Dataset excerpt
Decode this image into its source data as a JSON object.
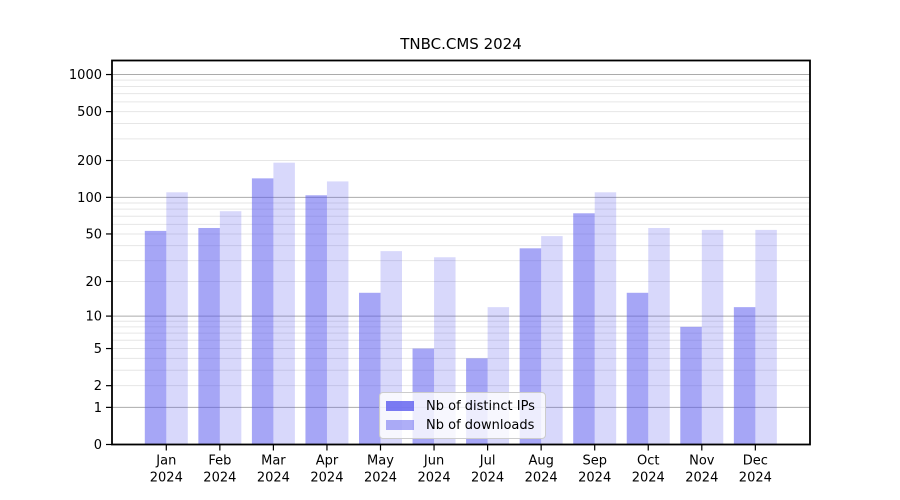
{
  "title": "TNBC.CMS 2024",
  "chart_data": {
    "type": "bar",
    "title": "TNBC.CMS 2024",
    "categories": [
      "Jan 2024",
      "Feb 2024",
      "Mar 2024",
      "Apr 2024",
      "May 2024",
      "Jun 2024",
      "Jul 2024",
      "Aug 2024",
      "Sep 2024",
      "Oct 2024",
      "Nov 2024",
      "Dec 2024"
    ],
    "series": [
      {
        "name": "Nb of distinct IPs",
        "color": "#5555ee",
        "alpha": 0.52,
        "values": [
          53,
          56,
          143,
          104,
          16,
          5,
          4,
          38,
          74,
          16,
          8,
          12
        ]
      },
      {
        "name": "Nb of downloads",
        "color": "#5555ee",
        "alpha": 0.23,
        "values": [
          110,
          77,
          192,
          135,
          36,
          32,
          12,
          48,
          110,
          56,
          54,
          54
        ]
      }
    ],
    "xlabel": "",
    "ylabel": "",
    "yscale": "log1p",
    "ylim": [
      0,
      1300
    ],
    "yticks": [
      1000,
      500,
      200,
      100,
      50,
      20,
      10,
      5,
      2,
      1,
      0
    ],
    "grid": true,
    "major_gridlines": [
      1,
      10,
      100,
      1000
    ],
    "minor_gridlines": [
      2,
      3,
      4,
      5,
      6,
      7,
      8,
      9,
      20,
      30,
      40,
      50,
      60,
      70,
      80,
      90,
      200,
      300,
      400,
      500,
      600,
      700,
      800,
      900
    ],
    "grid_major_color": "#ababab",
    "grid_minor_color": "#e6e6e6",
    "axis_color": "#000000",
    "legend_position": "lower center"
  },
  "legend": {
    "items": [
      {
        "label": "Nb of distinct IPs"
      },
      {
        "label": "Nb of downloads"
      }
    ]
  }
}
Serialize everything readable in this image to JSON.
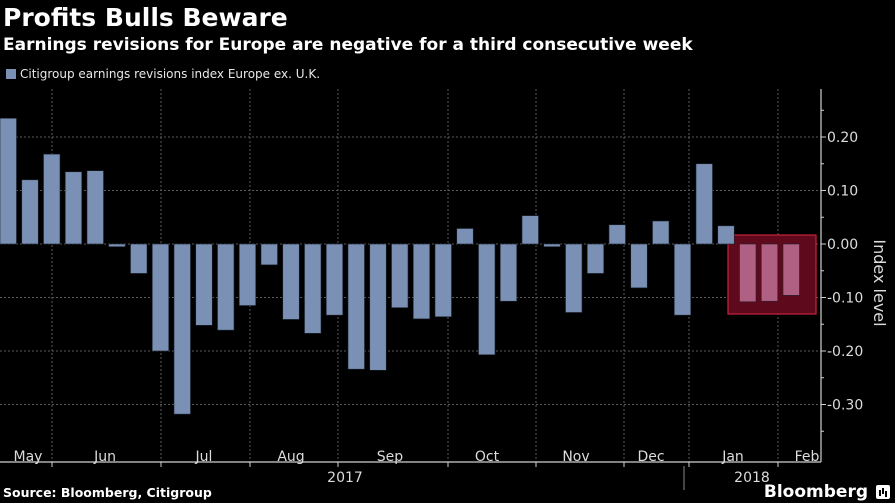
{
  "header": {
    "title": "Profits Bulls Beware",
    "subtitle": "Earnings revisions for Europe are negative for a third consecutive week"
  },
  "footer": {
    "source": "Source: Bloomberg, Citigroup",
    "brand": "Bloomberg",
    "brand_icon": "bloomberg-chart-icon"
  },
  "colors": {
    "bar": "#7a90b4",
    "highlight_bar": "#b06083",
    "highlight_fill": "#5e0a1c",
    "highlight_border": "#c8223c",
    "grid": "#5a5a5a",
    "axis": "#d0d0d0"
  },
  "chart_data": {
    "type": "bar",
    "title": "Profits Bulls Beware",
    "subtitle": "Earnings revisions for Europe are negative for a third consecutive week",
    "xlabel": "",
    "ylabel": "Index level",
    "ylim": [
      -0.38,
      0.29
    ],
    "y_ticks": [
      0.2,
      0.1,
      0.0,
      -0.1,
      -0.2,
      -0.3
    ],
    "y_tick_labels": [
      "0.20",
      "0.10",
      "0.00",
      "-0.10",
      "-0.20",
      "-0.30"
    ],
    "y_axis_position": "right",
    "grid": true,
    "legend": {
      "position": "top-left",
      "entries": [
        "Citigroup earnings revisions index Europe ex. U.K."
      ]
    },
    "x_month_labels": [
      "May",
      "Jun",
      "Jul",
      "Aug",
      "Sep",
      "Oct",
      "Nov",
      "Dec",
      "Jan",
      "Feb"
    ],
    "x_year_labels": [
      "2017",
      "2018"
    ],
    "series": [
      {
        "name": "Citigroup earnings revisions index Europe ex. U.K.",
        "values": [
          0.235,
          0.12,
          0.168,
          0.135,
          0.137,
          -0.005,
          -0.055,
          -0.2,
          -0.318,
          -0.152,
          -0.161,
          -0.115,
          -0.039,
          -0.141,
          -0.167,
          -0.133,
          -0.234,
          -0.236,
          -0.119,
          -0.14,
          -0.136,
          0.029,
          -0.207,
          -0.107,
          0.053,
          -0.005,
          -0.128,
          -0.055,
          0.036,
          -0.082,
          0.043,
          -0.133,
          0.15,
          0.034,
          -0.108,
          -0.107,
          -0.096
        ]
      }
    ],
    "highlighted_points": [
      34,
      35,
      36
    ],
    "annotation": "Last three weeks highlighted (negative revisions)"
  }
}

**REQUIREMENTS**
Take the listing and print it again exactly, but without any pictures.

**THE REPLY**
Decode this image into its source data as a JSON object.
{
  "title": "TNBC.CMS 2024",
  "chart_data": {
    "type": "bar",
    "title": "TNBC.CMS 2024",
    "categories": [
      "Jan 2024",
      "Feb 2024",
      "Mar 2024",
      "Apr 2024",
      "May 2024",
      "Jun 2024",
      "Jul 2024",
      "Aug 2024",
      "Sep 2024",
      "Oct 2024",
      "Nov 2024",
      "Dec 2024"
    ],
    "series": [
      {
        "name": "Nb of distinct IPs",
        "color": "#5555ee",
        "alpha": 0.52,
        "values": [
          53,
          56,
          143,
          104,
          16,
          5,
          4,
          38,
          74,
          16,
          8,
          12
        ]
      },
      {
        "name": "Nb of downloads",
        "color": "#5555ee",
        "alpha": 0.23,
        "values": [
          110,
          77,
          192,
          135,
          36,
          32,
          12,
          48,
          110,
          56,
          54,
          54
        ]
      }
    ],
    "xlabel": "",
    "ylabel": "",
    "yscale": "log1p",
    "ylim": [
      0,
      1300
    ],
    "yticks": [
      1000,
      500,
      200,
      100,
      50,
      20,
      10,
      5,
      2,
      1,
      0
    ],
    "grid": true,
    "major_gridlines": [
      1,
      10,
      100,
      1000
    ],
    "minor_gridlines": [
      2,
      3,
      4,
      5,
      6,
      7,
      8,
      9,
      20,
      30,
      40,
      50,
      60,
      70,
      80,
      90,
      200,
      300,
      400,
      500,
      600,
      700,
      800,
      900
    ],
    "grid_major_color": "#ababab",
    "grid_minor_color": "#e6e6e6",
    "axis_color": "#000000",
    "legend_position": "lower center"
  },
  "legend": {
    "items": [
      {
        "label": "Nb of distinct IPs"
      },
      {
        "label": "Nb of downloads"
      }
    ]
  }
}
Serialize everything readable in this image to JSON.
{
  "header": {
    "title": "Profits Bulls Beware",
    "subtitle": "Earnings revisions for Europe are negative for a third consecutive week"
  },
  "footer": {
    "source": "Source: Bloomberg, Citigroup",
    "brand": "Bloomberg",
    "brand_icon": "bloomberg-chart-icon"
  },
  "colors": {
    "bar": "#7a90b4",
    "highlight_bar": "#b06083",
    "highlight_fill": "#5e0a1c",
    "highlight_border": "#c8223c",
    "grid": "#5a5a5a",
    "axis": "#d0d0d0"
  },
  "chart_data": {
    "type": "bar",
    "title": "Profits Bulls Beware",
    "subtitle": "Earnings revisions for Europe are negative for a third consecutive week",
    "xlabel": "",
    "ylabel": "Index level",
    "ylim": [
      -0.38,
      0.29
    ],
    "y_ticks": [
      0.2,
      0.1,
      0.0,
      -0.1,
      -0.2,
      -0.3
    ],
    "y_tick_labels": [
      "0.20",
      "0.10",
      "0.00",
      "-0.10",
      "-0.20",
      "-0.30"
    ],
    "y_axis_position": "right",
    "grid": true,
    "legend": {
      "position": "top-left",
      "entries": [
        "Citigroup earnings revisions index Europe ex. U.K."
      ]
    },
    "x_month_labels": [
      "May",
      "Jun",
      "Jul",
      "Aug",
      "Sep",
      "Oct",
      "Nov",
      "Dec",
      "Jan",
      "Feb"
    ],
    "x_year_labels": [
      "2017",
      "2018"
    ],
    "series": [
      {
        "name": "Citigroup earnings revisions index Europe ex. U.K.",
        "values": [
          0.235,
          0.12,
          0.168,
          0.135,
          0.137,
          -0.005,
          -0.055,
          -0.2,
          -0.318,
          -0.152,
          -0.161,
          -0.115,
          -0.039,
          -0.141,
          -0.167,
          -0.133,
          -0.234,
          -0.236,
          -0.119,
          -0.14,
          -0.136,
          0.029,
          -0.207,
          -0.107,
          0.053,
          -0.005,
          -0.128,
          -0.055,
          0.036,
          -0.082,
          0.043,
          -0.133,
          0.15,
          0.034,
          -0.108,
          -0.107,
          -0.096
        ]
      }
    ],
    "highlighted_points": [
      34,
      35,
      36
    ],
    "annotation": "Last three weeks highlighted (negative revisions)"
  }
}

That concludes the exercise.